*WHAT YOU ARE ASKED TO DO*
Omit images. Retype all entries verbatim.

>> Start RECORDED INFORMATION

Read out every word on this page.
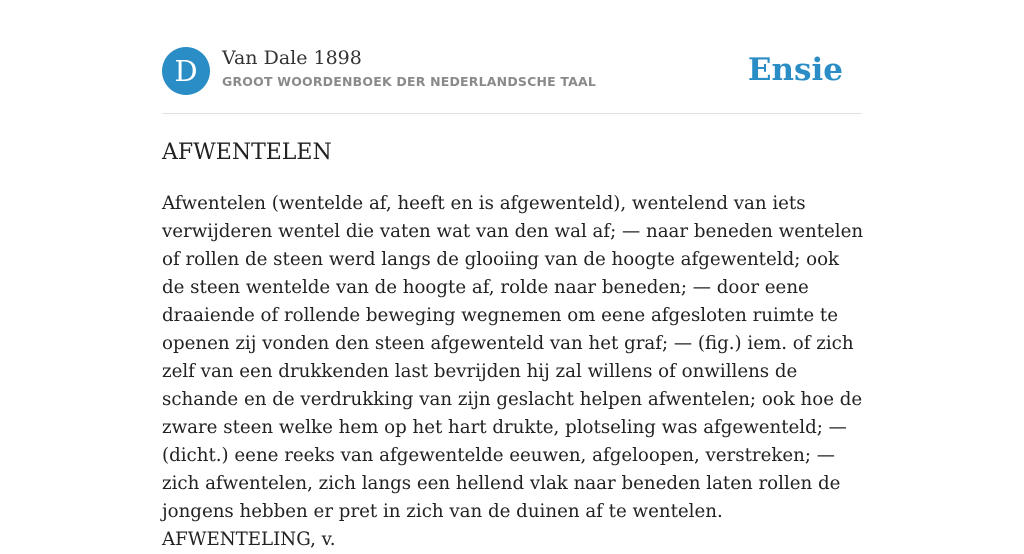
D	Van Dale 1898
GROOT WOORDENBOEK DER NEDERLANDSCHE TAAL	Ensie
AFWENTELEN

Afwentelen (wentelde af, heeft en is afgewenteld), wentelend van iets verwijderen wentel die vaten wat van den wal af; — naar beneden wentelen of rollen de steen werd langs de glooiing van de hoogte afgewenteld; ook de steen wentelde van de hoogte af, rolde naar beneden; — door eene draaiende of rollende beweging wegnemen om eene afgesloten ruimte te openen zij vonden den steen afgewenteld van het graf; — (fig.) iem. of zich zelf van een drukkenden last bevrijden hij zal willens of onwillens de schande en de verdrukking van zijn geslacht helpen afwentelen; ook hoe de zware steen welke hem op het hart drukte, plotseling was afgewenteld; — (dicht.) eene reeks van afgewentelde eeuwen, afgeloopen, verstreken; — zich afwentelen, zich langs een hellend vlak naar beneden laten rollen de jongens hebben er pret in zich van de duinen af te wentelen. AFWENTELING, v.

>> End RECORDED INFORMATION

*RESULT OF THE EXERCISE*
Read out every word on this page.
D	Van Dale 1898
GROOT WOORDENBOEK DER NEDERLANDSCHE TAAL	Ensie
AFWENTELEN

Afwentelen (wentelde af, heeft en is afgewenteld), wentelend van iets verwijderen wentel die vaten wat van den wal af; — naar beneden wentelen of rollen de steen werd langs de glooiing van de hoogte afgewenteld; ook de steen wentelde van de hoogte af, rolde naar beneden; — door eene draaiende of rollende beweging wegnemen om eene afgesloten ruimte te openen zij vonden den steen afgewenteld van het graf; — (fig.) iem. of zich zelf van een drukkenden last bevrijden hij zal willens of onwillens de schande en de verdrukking van zijn geslacht helpen afwentelen; ook hoe de zware steen welke hem op het hart drukte, plotseling was afgewenteld; — (dicht.) eene reeks van afgewentelde eeuwen, afgeloopen, verstreken; — zich afwentelen, zich langs een hellend vlak naar beneden laten rollen de jongens hebben er pret in zich van de duinen af te wentelen. AFWENTELING, v.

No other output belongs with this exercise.